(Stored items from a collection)

* * * * * * *

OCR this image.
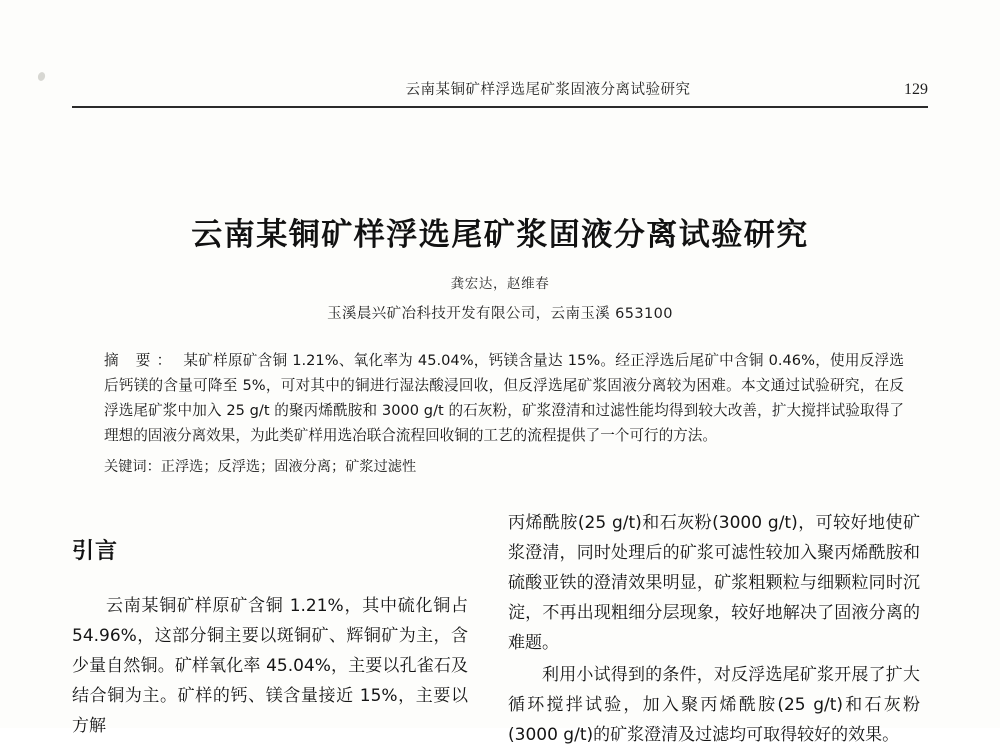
云南某铜矿样浮选尾矿浆固液分离试验研究	129
云南某铜矿样浮选尾矿浆固液分离试验研究
龚宏达，赵维春
玉溪晨兴矿冶科技开发有限公司，云南玉溪 653100
摘 要： 某矿样原矿含铜 1.21%、氧化率为 45.04%，钙镁含量达 15%。经正浮选后尾矿中含铜 0.46%，使用反浮选后钙镁的含量可降至 5%，可对其中的铜进行湿法酸浸回收，但反浮选尾矿浆固液分离较为困难。本文通过试验研究，在反浮选尾矿浆中加入 25 g/t 的聚丙烯酰胺和 3000 g/t 的石灰粉，矿浆澄清和过滤性能均得到较大改善，扩大搅拌试验取得了理想的固液分离效果，为此类矿样用选冶联合流程回收铜的工艺的流程提供了一个可行的方法。
关键词：正浮选；反浮选；固液分离；矿浆过滤性
引言

云南某铜矿样原矿含铜 1.21%，其中硫化铜占 54.96%，这部分铜主要以斑铜矿、辉铜矿为主，含少量自然铜。矿样氧化率 45.04%，主要以孔雀石及结合铜为主。矿样的钙、镁含量接近 15%，主要以方解

丙烯酰胺(25 g/t)和石灰粉(3000 g/t)，可较好地使矿浆澄清，同时处理后的矿浆可滤性较加入聚丙烯酰胺和硫酸亚铁的澄清效果明显，矿浆粗颗粒与细颗粒同时沉淀，不再出现粗细分层现象，较好地解决了固液分离的难题。

利用小试得到的条件，对反浮选尾矿浆开展了扩大循环搅拌试验，加入聚丙烯酰胺(25 g/t)和石灰粉(3000 g/t)的矿浆澄清及过滤均可取得较好的效果。
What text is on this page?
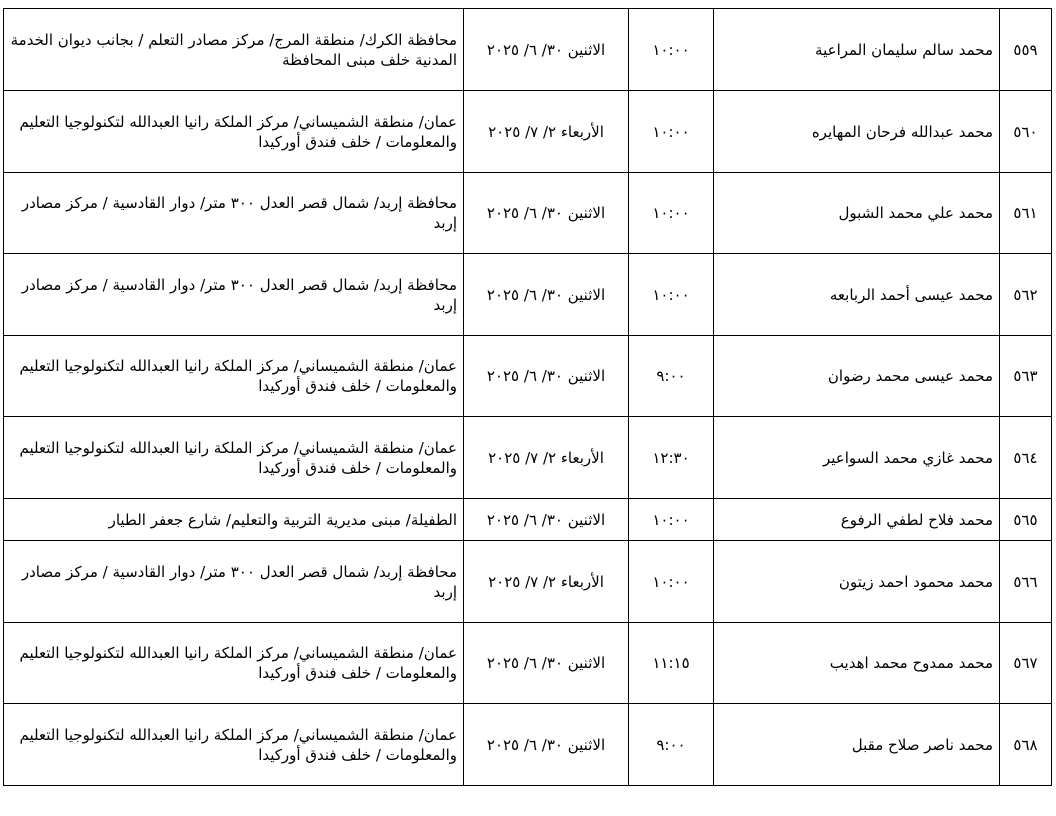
٥٥٩	محمد سالم سليمان المراعية	١٠:٠٠	الاثنين ٣٠/ ٦/ ٢٠٢٥	محافظة الكرك/ منطقة المرج/ مركز مصادر التعلم / بجانب ديوان الخدمة المدنية خلف مبنى المحافظة
٥٦٠	محمد عبدالله فرحان المهايره	١٠:٠٠	الأربعاء ٢/ ٧/ ٢٠٢٥	عمان/ منطقة الشميساني/ مركز الملكة رانيا العبدالله لتكنولوجيا التعليم والمعلومات / خلف فندق أوركيدا
٥٦١	محمد علي محمد الشبول	١٠:٠٠	الاثنين ٣٠/ ٦/ ٢٠٢٥	محافظة إربد/ شمال قصر العدل ٣٠٠ متر/ دوار القادسية / مركز مصادر إربد
٥٦٢	محمد عيسى أحمد الربابعه	١٠:٠٠	الاثنين ٣٠/ ٦/ ٢٠٢٥	محافظة إربد/ شمال قصر العدل ٣٠٠ متر/ دوار القادسية / مركز مصادر إربد
٥٦٣	محمد عيسى محمد رضوان	٩:٠٠	الاثنين ٣٠/ ٦/ ٢٠٢٥	عمان/ منطقة الشميساني/ مركز الملكة رانيا العبدالله لتكنولوجيا التعليم والمعلومات / خلف فندق أوركيدا
٥٦٤	محمد غازي محمد السواعير	١٢:٣٠	الأربعاء ٢/ ٧/ ٢٠٢٥	عمان/ منطقة الشميساني/ مركز الملكة رانيا العبدالله لتكنولوجيا التعليم والمعلومات / خلف فندق أوركيدا
٥٦٥	محمد فلاح لطفي الرفوع	١٠:٠٠	الاثنين ٣٠/ ٦/ ٢٠٢٥	الطفيلة/ مبنى مديرية التربية والتعليم/ شارع جعفر الطيار
٥٦٦	محمد محمود احمد زيتون	١٠:٠٠	الأربعاء ٢/ ٧/ ٢٠٢٥	محافظة إربد/ شمال قصر العدل ٣٠٠ متر/ دوار القادسية / مركز مصادر إربد
٥٦٧	محمد ممدوح محمد اهديب	١١:١٥	الاثنين ٣٠/ ٦/ ٢٠٢٥	عمان/ منطقة الشميساني/ مركز الملكة رانيا العبدالله لتكنولوجيا التعليم والمعلومات / خلف فندق أوركيدا
٥٦٨	محمد ناصر صلاح مقبل	٩:٠٠	الاثنين ٣٠/ ٦/ ٢٠٢٥	عمان/ منطقة الشميساني/ مركز الملكة رانيا العبدالله لتكنولوجيا التعليم والمعلومات / خلف فندق أوركيدا
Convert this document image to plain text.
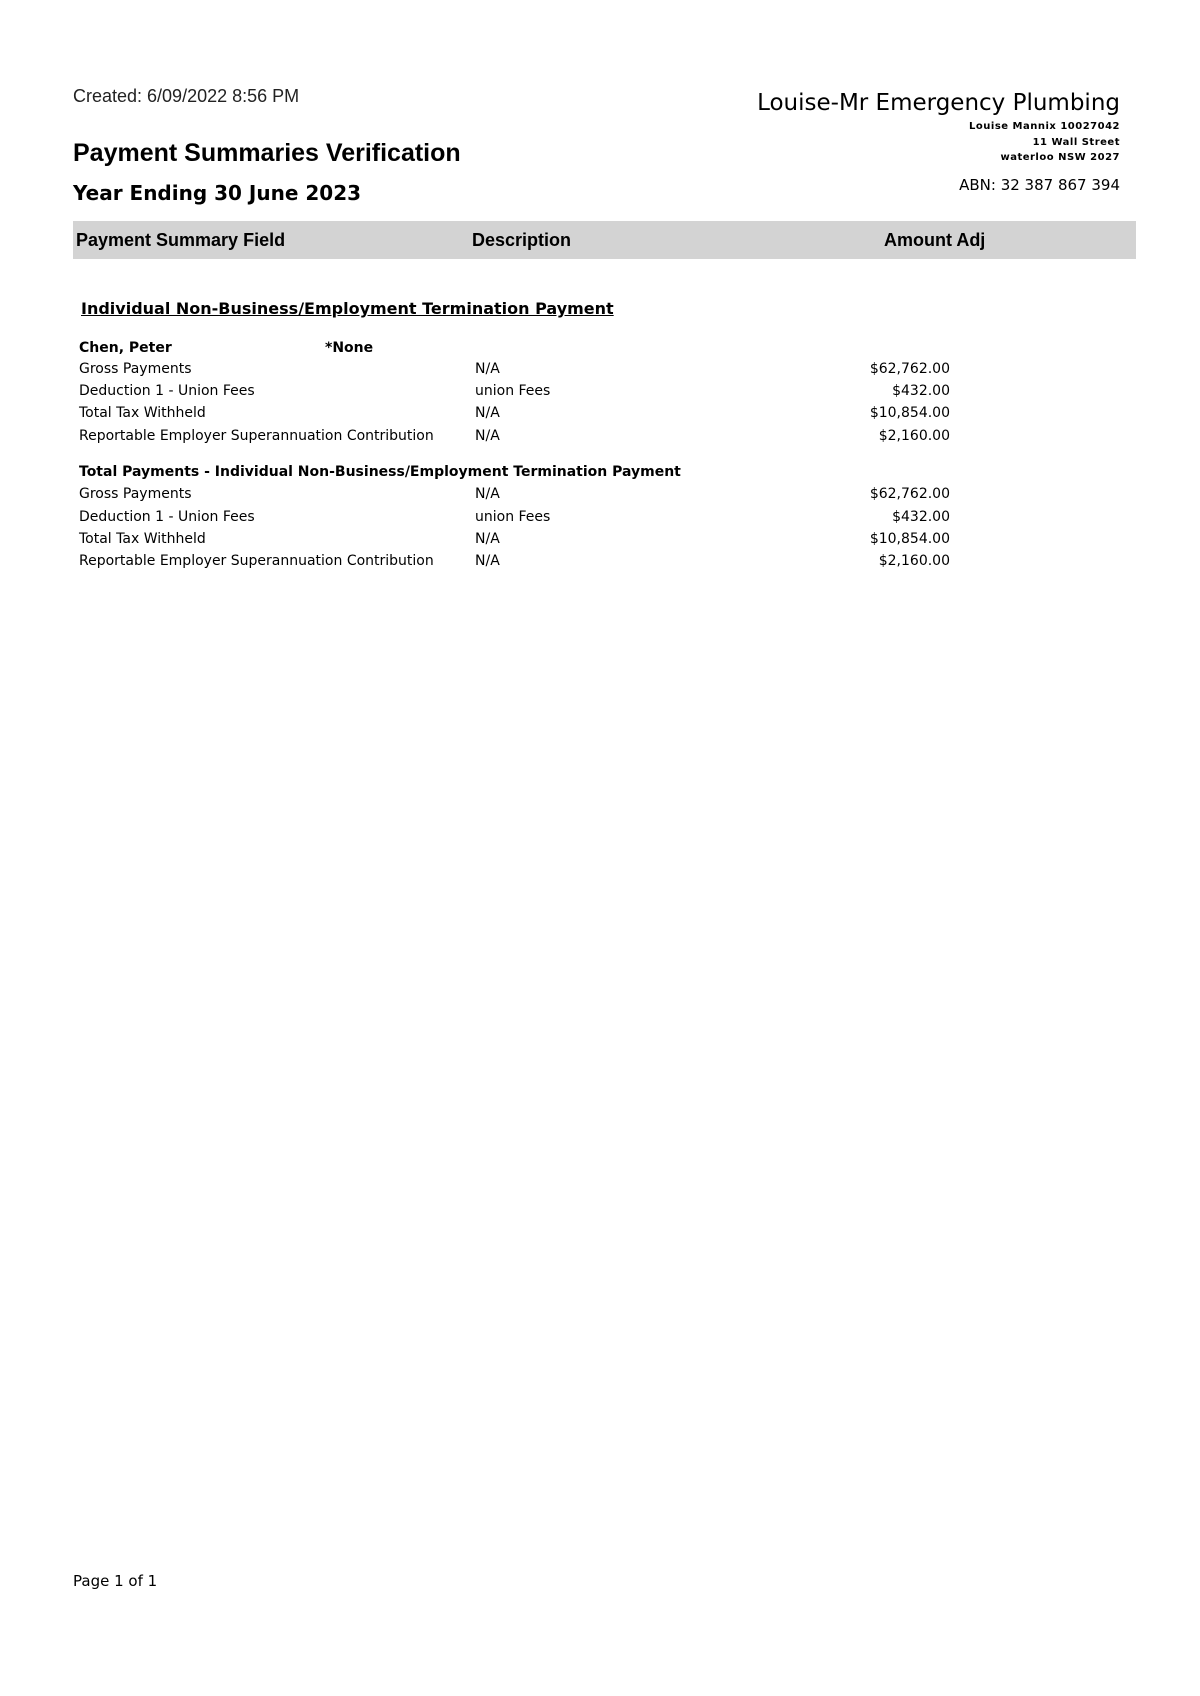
Created: 6/09/2022 8:56 PM
Payment Summaries Verification
Year Ending 30 June 2023
Louise-Mr Emergency Plumbing
Louise Mannix 10027042
11 Wall Street
waterloo NSW 2027
ABN: 32 387 867 394
Payment Summary Field	Description	Amount Adj
Individual Non-Business/Employment Termination Payment
Chen, Peter	*None
Gross Payments	N/A	$62,762.00
Deduction 1 - Union Fees	union Fees	$432.00
Total Tax Withheld	N/A	$10,854.00
Reportable Employer Superannuation Contribution	N/A	$2,160.00
Total Payments - Individual Non-Business/Employment Termination Payment
Gross Payments	N/A	$62,762.00
Deduction 1 - Union Fees	union Fees	$432.00
Total Tax Withheld	N/A	$10,854.00
Reportable Employer Superannuation Contribution	N/A	$2,160.00
Page 1 of 1
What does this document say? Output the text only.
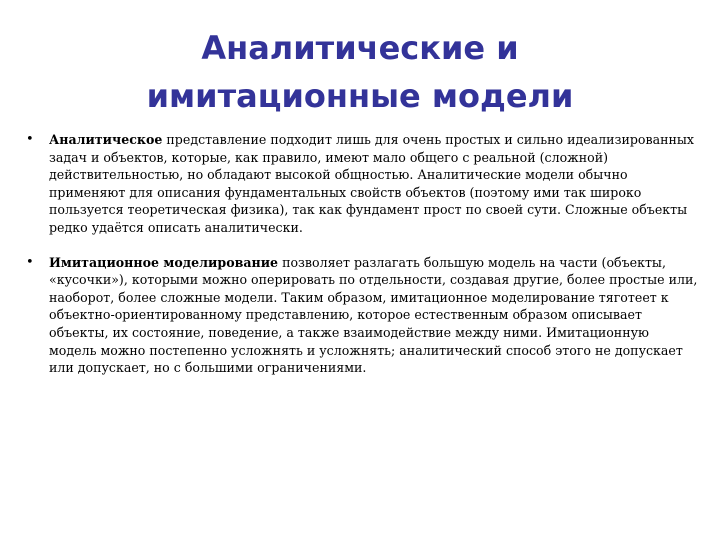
Аналитические и
имитационные модели
• Аналитическое представление подходит лишь для очень простых и сильно идеализированных задач и объектов, которые, как правило, имеют мало общего с реальной (сложной) действительностью, но обладают высокой общностью. Аналитические модели обычно применяют для описания фундаментальных свойств объектов (поэтому ими так широко пользуется теоретическая физика), так как фундамент прост по своей сути. Сложные объекты редко удаётся описать аналитически.
• Имитационное моделирование позволяет разлагать большую модель на части (объекты, «кусочки»), которыми можно оперировать по отдельности, создавая другие, более простые или, наоборот, более сложные модели. Таким образом, имитационное моделирование тяготеет к объектно-ориентированному представлению, которое естественным образом описывает объекты, их состояние, поведение, а также взаимодействие между ними. Имитационную модель можно постепенно усложнять и усложнять; аналитический способ этого не допускает или допускает, но с большими ограничениями.
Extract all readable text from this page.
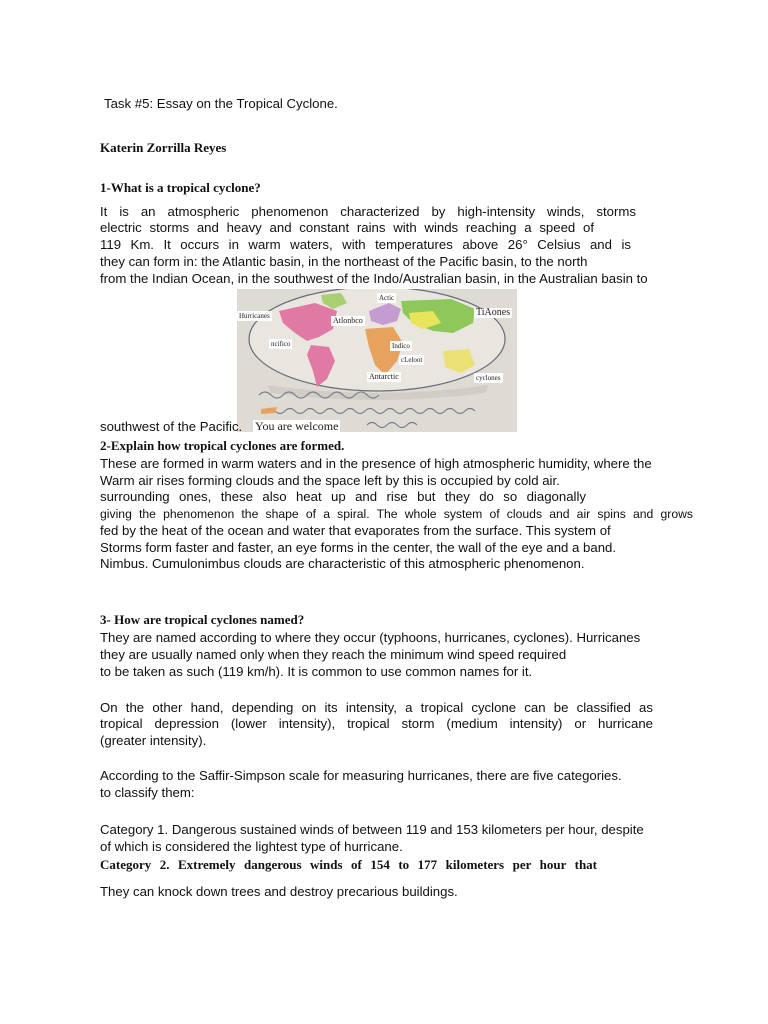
Task #5: Essay on the Tropical Cyclone.
Katerin Zorrilla Reyes
1-What is a tropical cyclone?
It is an atmospheric phenomenon characterized by high-intensity winds, storms
electric storms and heavy and constant rains with winds reaching a speed of
119 Km. It occurs in warm waters, with temperatures above 26° Celsius and is
they can form in: the Atlantic basin, in the northeast of the Pacific basin, to the north
from the Indian Ocean, in the southwest of the Indo/Australian basin, in the Australian basin to
Actic
Hurricanes	Atlonbco
TiAones
ncifico	Indico
cLeloot
Antarctic	cyclones
You are welcome
southwest of the Pacific.
2-Explain how tropical cyclones are formed.
These are formed in warm waters and in the presence of high atmospheric humidity, where the
Warm air rises forming clouds and the space left by this is occupied by cold air.
surrounding ones, these also heat up and rise but they do so diagonally
giving the phenomenon the shape of a spiral. The whole system of clouds and air spins and grows
fed by the heat of the ocean and water that evaporates from the surface. This system of
Storms form faster and faster, an eye forms in the center, the wall of the eye and a band.
Nimbus. Cumulonimbus clouds are characteristic of this atmospheric phenomenon.
3- How are tropical cyclones named?
They are named according to where they occur (typhoons, hurricanes, cyclones). Hurricanes
they are usually named only when they reach the minimum wind speed required
to be taken as such (119 km/h). It is common to use common names for it.
On the other hand, depending on its intensity, a tropical cyclone can be classified as
tropical depression (lower intensity), tropical storm (medium intensity) or hurricane
(greater intensity).
According to the Saffir-Simpson scale for measuring hurricanes, there are five categories.
to classify them:
Category 1. Dangerous sustained winds of between 119 and 153 kilometers per hour, despite
of which is considered the lightest type of hurricane.
Category 2. Extremely dangerous winds of 154 to 177 kilometers per hour that
They can knock down trees and destroy precarious buildings.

* * * * * * *

*WORK TO DO*. Your task is to pick out every line with the string "لتكنولوجيا" and copy it.

*RESPONSE*.
٥٦٠	محمد عبدالله فرحان المهايره	١٠:٠٠	الأربعاء ٢/ ٧/ ٢٠٢٥	عمان/ منطقة الشميساني/ مركز الملكة رانيا العبدالله لتكنولوجيا التعليم والمعلومات / خلف فندق أوركيدا
٥٦٣	محمد عيسى محمد رضوان	٩:٠٠	الاثنين ٣٠/ ٦/ ٢٠٢٥	عمان/ منطقة الشميساني/ مركز الملكة رانيا العبدالله لتكنولوجيا التعليم والمعلومات / خلف فندق أوركيدا
٥٦٤	محمد غازي محمد السواعير	١٢:٣٠	الأربعاء ٢/ ٧/ ٢٠٢٥	عمان/ منطقة الشميساني/ مركز الملكة رانيا العبدالله لتكنولوجيا التعليم والمعلومات / خلف فندق أوركيدا
٥٦٧	محمد ممدوح محمد اهديب	١١:١٥	الاثنين ٣٠/ ٦/ ٢٠٢٥	عمان/ منطقة الشميساني/ مركز الملكة رانيا العبدالله لتكنولوجيا التعليم والمعلومات / خلف فندق أوركيدا
٥٦٨	محمد ناصر صلاح مقبل	٩:٠٠	الاثنين ٣٠/ ٦/ ٢٠٢٥	عمان/ منطقة الشميساني/ مركز الملكة رانيا العبدالله لتكنولوجيا التعليم والمعلومات / خلف فندق أوركيدا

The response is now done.